-- START --
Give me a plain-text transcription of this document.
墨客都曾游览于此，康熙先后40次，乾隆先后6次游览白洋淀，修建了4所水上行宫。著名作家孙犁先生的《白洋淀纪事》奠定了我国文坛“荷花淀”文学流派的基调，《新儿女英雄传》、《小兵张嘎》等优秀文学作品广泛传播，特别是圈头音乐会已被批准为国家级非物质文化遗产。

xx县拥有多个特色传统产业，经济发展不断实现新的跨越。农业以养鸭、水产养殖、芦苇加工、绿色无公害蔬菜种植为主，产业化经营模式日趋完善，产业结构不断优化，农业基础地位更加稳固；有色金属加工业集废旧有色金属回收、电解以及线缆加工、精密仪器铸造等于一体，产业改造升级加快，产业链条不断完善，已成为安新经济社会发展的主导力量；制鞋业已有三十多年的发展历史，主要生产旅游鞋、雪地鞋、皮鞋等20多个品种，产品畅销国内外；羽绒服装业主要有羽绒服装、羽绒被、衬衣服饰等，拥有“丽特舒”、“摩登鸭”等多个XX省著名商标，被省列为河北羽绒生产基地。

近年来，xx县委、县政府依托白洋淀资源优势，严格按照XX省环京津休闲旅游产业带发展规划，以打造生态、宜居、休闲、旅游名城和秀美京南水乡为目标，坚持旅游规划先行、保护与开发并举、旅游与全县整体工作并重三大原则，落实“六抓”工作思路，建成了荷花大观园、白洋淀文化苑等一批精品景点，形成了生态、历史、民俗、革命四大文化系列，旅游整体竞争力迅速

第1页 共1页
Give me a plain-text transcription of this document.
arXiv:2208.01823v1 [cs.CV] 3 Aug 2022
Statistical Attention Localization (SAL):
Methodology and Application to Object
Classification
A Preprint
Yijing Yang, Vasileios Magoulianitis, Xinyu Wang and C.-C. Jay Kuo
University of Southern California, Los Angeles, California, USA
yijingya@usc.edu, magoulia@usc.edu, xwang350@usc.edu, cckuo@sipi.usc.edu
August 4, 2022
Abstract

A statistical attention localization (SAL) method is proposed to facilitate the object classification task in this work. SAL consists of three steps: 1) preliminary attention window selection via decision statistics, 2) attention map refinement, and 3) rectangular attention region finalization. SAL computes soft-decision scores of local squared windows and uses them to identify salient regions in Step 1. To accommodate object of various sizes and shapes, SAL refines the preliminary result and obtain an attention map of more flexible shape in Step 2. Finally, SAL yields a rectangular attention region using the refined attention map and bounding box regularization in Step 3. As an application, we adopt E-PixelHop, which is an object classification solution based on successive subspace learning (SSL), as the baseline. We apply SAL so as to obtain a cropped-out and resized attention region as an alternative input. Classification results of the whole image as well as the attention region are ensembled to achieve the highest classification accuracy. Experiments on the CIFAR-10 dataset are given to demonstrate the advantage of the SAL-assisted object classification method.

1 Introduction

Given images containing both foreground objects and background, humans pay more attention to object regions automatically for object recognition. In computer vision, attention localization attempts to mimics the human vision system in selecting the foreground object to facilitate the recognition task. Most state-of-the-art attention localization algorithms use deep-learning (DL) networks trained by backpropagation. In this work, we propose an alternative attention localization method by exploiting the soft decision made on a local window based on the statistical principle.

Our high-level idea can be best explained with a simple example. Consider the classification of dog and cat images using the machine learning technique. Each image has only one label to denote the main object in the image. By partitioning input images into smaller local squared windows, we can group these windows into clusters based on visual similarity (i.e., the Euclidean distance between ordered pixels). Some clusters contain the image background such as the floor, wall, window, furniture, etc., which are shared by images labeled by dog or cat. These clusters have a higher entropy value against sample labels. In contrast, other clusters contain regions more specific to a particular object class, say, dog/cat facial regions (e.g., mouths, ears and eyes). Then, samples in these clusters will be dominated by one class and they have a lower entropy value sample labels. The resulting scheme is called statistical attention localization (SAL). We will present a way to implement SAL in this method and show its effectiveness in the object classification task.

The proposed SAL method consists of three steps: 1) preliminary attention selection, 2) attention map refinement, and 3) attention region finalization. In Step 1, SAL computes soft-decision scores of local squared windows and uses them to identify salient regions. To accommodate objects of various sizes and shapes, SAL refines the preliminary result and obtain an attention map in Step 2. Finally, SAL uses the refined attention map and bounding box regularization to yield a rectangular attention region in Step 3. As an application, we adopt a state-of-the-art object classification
-- END --
▶ Exercise details:
Report every line in the data above in which the word "state" appears.

▶ Answer for this exercise:
Given images containing both foreground objects and background, humans pay more attention to object regions automatically for object recognition. In computer vision, attention localization attempts to mimics the human vision system in selecting the foreground object to facilitate the recognition task. Most state-of-the-art attention localization algorithms use deep-learning (DL) networks trained by backpropagation. In this work, we propose an alternative attention localization method by exploiting the soft decision made on a local window based on the statistical principle.
The proposed SAL method consists of three steps: 1) preliminary attention selection, 2) attention map refinement, and 3) attention region finalization. In Step 1, SAL computes soft-decision scores of local squared windows and uses them to identify salient regions. To accommodate objects of various sizes and shapes, SAL refines the preliminary result and obtain an attention map in Step 2. Finally, SAL uses the refined attention map and bounding box regularization to yield a rectangular attention region in Step 3. As an application, we adopt a state-of-the-art object classification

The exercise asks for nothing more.